GOAL OF THE EXERCISE:
List all the lines in these records that hold "will".

------------

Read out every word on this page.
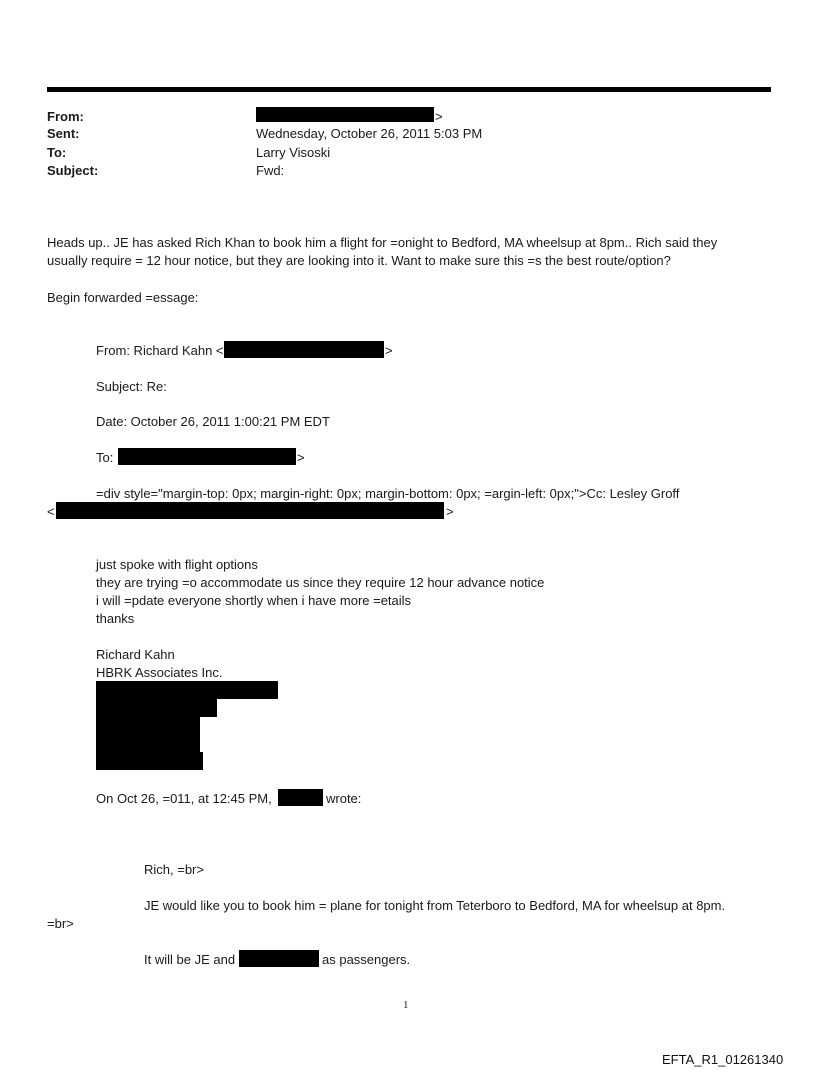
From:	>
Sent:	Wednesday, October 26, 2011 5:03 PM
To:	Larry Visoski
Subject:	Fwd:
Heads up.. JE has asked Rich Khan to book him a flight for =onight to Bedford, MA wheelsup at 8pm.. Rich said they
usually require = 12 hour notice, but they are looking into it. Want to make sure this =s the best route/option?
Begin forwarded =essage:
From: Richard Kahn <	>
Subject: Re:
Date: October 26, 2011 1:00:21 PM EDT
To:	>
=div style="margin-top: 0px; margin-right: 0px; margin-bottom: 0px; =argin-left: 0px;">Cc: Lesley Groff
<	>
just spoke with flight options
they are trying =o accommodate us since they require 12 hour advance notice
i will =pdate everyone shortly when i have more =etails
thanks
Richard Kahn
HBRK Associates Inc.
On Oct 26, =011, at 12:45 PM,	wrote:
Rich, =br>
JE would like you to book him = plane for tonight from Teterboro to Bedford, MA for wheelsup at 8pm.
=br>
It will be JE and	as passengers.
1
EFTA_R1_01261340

------------

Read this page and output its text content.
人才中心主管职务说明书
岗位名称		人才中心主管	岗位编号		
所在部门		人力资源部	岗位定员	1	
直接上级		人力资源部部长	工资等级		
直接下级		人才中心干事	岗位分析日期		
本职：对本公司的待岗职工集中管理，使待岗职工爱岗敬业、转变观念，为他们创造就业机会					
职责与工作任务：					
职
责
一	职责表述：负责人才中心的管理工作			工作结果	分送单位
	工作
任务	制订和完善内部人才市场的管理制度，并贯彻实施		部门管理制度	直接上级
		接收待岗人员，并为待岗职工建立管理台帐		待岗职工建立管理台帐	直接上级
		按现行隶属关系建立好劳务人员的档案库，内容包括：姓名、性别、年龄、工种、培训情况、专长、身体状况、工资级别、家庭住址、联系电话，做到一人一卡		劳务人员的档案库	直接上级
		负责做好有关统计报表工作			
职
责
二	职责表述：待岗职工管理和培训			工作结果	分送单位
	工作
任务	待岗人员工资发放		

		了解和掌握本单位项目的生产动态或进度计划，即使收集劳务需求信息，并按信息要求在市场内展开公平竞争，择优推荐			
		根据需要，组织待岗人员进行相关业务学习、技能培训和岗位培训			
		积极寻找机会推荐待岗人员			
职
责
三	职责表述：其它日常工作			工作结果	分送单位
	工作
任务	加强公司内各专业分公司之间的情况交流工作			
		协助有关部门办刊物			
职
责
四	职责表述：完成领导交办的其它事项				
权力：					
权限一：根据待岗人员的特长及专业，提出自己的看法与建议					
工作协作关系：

------------

SOLUTION TO THIS TASK:
i will =pdate everyone shortly when i have more =etails
It will be JE and	as passengers.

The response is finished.